+++ Source +++

In their efforts over the years, these legal advocates have crafted an astonishingly varied and creative set of highly technical arguments for how and why American judges are bound by law to integrate American law and the Constitution into the emerging constitutional and moral order. Law professors increasingly present these arguments in classes and advance them in law reviews that are read and cited by lawyers and judges, including Supreme Court justices. Activist groups hold how to seminars designed to train lawyers to use these arguments in litigation campaigns aimed at the reform of domestic public policy. For example, the American Civil Liberties Union (ACLU) devoted a recent conference at the Carter Center in Atlanta to training American lawyers and social justice activists in using international law and human rights norms to advance justice in U.S. courts. The training sessions emphasized that such laws and standards might prove especially useful in cases involving racial equality, womens rights, workers rights, and economic justice; environmental justice; gay, lesbian, bisexual and transgender rights; and disability rights. Increasingly, academics and activists convene joint conferences. Yale Law Schools Global Constitutionalism Seminar and New York University Law Schools Global Law School Program, whose founding director was former ACLU head Norman Dorsen, are two such venues where American judges can sit down with American law professors and foreign judges to think creatively about the legal approaches to the global constitutional project.
One part of this campaign involves a scholarly push to have international law - and especially the highly malleable and rapidly evolving modern version of customary international law - held binding on American courts. A second and related part involves a broader effort to integrate American judges into a global conversation so they can learn from their counterparts in other countries, and, in due course, apply what they have learned as sitting federal judges. Unlike the global deliberations imagined by Martha Nussbaum, these more delimited conversations taking place among policy elites are eminently practical, and pack the sort of payoff that was evidenced in the Supreme Courts gay-rights and affirmative-action decisions last term. Indeed, Supreme Court justices have become prominent (and prized) participants in these conferences.
The specific justifications for bringing international law home run the gamut. The least problematic involve appeals to the terms of treaties ratified by the United States, though advocates can be highly creative in such appeals. Justice Breyer, for one, has encouraged advocates to use the treaty approach to advance domestic public-policy change, suggesting in recent speeches that international treaties may eventually prove relevant in death-penalty cases, and that the number of treaties relevant to particular domestic legal disputes seems to be growing. This approach, however, has its limits. The United States has refused to ratify or has attached reservations to many of these agreements, although this did not stop Justice Ginsburg from citing the Convention on the Elimination of All Forms of Discrimination Against Women in her affirmative-action decision as evidence of emerging global norms or practices.

+++ Records supplied +++

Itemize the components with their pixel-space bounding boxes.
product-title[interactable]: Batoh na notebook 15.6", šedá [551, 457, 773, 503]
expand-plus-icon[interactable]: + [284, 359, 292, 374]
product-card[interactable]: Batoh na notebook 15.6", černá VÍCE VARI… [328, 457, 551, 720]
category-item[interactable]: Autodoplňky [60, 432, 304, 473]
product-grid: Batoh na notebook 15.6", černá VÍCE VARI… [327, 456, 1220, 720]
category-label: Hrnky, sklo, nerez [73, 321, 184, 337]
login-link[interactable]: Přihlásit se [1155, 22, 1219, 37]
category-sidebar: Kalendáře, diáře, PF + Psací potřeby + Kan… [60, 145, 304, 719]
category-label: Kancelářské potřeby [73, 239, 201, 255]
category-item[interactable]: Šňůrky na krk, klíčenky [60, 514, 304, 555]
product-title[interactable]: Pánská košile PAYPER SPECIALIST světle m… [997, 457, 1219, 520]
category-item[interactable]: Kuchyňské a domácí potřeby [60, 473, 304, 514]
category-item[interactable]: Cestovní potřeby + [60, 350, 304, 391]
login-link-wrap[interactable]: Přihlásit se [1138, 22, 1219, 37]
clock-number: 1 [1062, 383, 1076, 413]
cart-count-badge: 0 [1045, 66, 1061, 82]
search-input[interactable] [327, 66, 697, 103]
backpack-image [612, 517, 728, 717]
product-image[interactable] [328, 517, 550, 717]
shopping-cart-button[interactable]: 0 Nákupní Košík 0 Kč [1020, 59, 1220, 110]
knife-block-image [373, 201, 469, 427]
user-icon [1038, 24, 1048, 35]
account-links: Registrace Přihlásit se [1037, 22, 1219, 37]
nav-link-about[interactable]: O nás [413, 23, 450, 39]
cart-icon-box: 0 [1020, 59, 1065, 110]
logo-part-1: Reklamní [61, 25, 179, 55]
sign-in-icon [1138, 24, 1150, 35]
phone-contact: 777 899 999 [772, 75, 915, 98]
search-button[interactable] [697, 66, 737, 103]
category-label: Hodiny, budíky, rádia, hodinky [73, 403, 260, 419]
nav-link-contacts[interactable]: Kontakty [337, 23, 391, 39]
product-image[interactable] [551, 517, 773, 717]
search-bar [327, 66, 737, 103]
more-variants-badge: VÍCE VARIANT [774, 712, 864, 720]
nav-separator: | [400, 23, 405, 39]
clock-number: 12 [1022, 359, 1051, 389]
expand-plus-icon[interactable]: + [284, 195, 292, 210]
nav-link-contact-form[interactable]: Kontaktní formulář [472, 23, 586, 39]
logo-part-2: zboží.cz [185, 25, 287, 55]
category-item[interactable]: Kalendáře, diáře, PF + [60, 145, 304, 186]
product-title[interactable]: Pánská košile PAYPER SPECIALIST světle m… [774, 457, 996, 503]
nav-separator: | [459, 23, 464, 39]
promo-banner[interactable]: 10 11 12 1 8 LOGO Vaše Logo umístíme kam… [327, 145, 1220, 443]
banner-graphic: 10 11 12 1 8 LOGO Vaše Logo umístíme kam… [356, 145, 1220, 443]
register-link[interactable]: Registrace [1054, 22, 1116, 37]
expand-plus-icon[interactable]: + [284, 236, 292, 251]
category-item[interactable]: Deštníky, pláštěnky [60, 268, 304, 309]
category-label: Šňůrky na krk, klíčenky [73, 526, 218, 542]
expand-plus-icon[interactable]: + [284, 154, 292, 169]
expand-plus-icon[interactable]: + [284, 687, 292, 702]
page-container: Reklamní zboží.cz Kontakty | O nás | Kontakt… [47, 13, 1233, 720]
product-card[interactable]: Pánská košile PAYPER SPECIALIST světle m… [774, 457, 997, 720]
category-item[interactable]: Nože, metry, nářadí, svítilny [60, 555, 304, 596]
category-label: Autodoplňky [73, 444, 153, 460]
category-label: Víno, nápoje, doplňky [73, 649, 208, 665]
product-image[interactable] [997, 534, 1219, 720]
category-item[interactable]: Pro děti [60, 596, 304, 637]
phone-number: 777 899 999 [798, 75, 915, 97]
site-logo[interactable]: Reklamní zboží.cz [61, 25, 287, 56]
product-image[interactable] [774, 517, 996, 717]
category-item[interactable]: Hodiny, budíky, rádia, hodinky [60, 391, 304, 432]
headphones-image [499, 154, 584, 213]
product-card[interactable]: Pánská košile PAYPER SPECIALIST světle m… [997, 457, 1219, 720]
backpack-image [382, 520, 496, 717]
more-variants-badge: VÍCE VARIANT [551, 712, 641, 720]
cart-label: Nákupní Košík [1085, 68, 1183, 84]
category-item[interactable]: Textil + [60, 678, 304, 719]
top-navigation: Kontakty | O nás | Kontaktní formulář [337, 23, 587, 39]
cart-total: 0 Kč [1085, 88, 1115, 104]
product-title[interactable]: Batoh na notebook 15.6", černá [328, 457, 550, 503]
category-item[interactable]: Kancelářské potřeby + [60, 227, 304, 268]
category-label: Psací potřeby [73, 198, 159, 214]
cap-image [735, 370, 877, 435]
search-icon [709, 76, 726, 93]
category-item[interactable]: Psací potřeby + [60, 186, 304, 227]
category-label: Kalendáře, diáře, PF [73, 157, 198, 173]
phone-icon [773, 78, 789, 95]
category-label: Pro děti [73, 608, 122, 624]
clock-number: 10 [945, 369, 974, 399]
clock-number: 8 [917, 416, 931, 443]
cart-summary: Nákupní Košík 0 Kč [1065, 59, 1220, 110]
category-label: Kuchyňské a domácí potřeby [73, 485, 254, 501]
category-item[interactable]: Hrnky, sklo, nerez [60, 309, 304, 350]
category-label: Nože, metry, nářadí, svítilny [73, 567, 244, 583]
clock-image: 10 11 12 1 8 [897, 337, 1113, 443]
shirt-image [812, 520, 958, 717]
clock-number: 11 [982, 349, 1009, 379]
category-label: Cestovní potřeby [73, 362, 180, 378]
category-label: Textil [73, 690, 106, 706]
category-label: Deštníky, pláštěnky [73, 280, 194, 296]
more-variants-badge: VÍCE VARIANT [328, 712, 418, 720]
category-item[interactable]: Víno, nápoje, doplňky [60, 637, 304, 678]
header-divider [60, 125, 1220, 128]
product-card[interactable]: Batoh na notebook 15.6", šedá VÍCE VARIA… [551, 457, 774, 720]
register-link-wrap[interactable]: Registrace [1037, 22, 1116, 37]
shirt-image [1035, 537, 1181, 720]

+++

Short task A >>
Do these statements agree with the passage on international law in American courts? Answer yes or no for each, quoting the words of the passage that decide it.
(i) The ACLU held a conference at the Carter Center in Atlanta.
(ii) The United States has ratified all of these agreements without reservations.
(iii) Justice Ginsburg cited the Convention on the Elimination of All Forms of Discrimination Against Women in her affirmative-action decision.
Short task B >> In the rows, rename "notebook" to "laptop" in the part that runs from the start of the rows through the line containing "expand-plus-icon[interactable]: + [284, 359, 292, 374]", and give only those lines, with everything else unchanged.

Exercise result A >>
(i) Yes: "the American Civil Liberties Union (ACLU) devoted a recent conference at the Carter Center in Atlanta"
(ii) No: "The United States has refused to ratify or has attached reservations to many of these agreements"
(iii) Yes: "this did not stop Justice Ginsburg from citing the Convention on the Elimination of All Forms of Discrimination Against Women in her affirmative-action decision"

Exercise result B >>
Itemize the components with their pixel-space bounding boxes.
product-title[interactable]: Batoh na laptop 15.6", šedá [551, 457, 773, 503]
expand-plus-icon[interactable]: + [284, 359, 292, 374]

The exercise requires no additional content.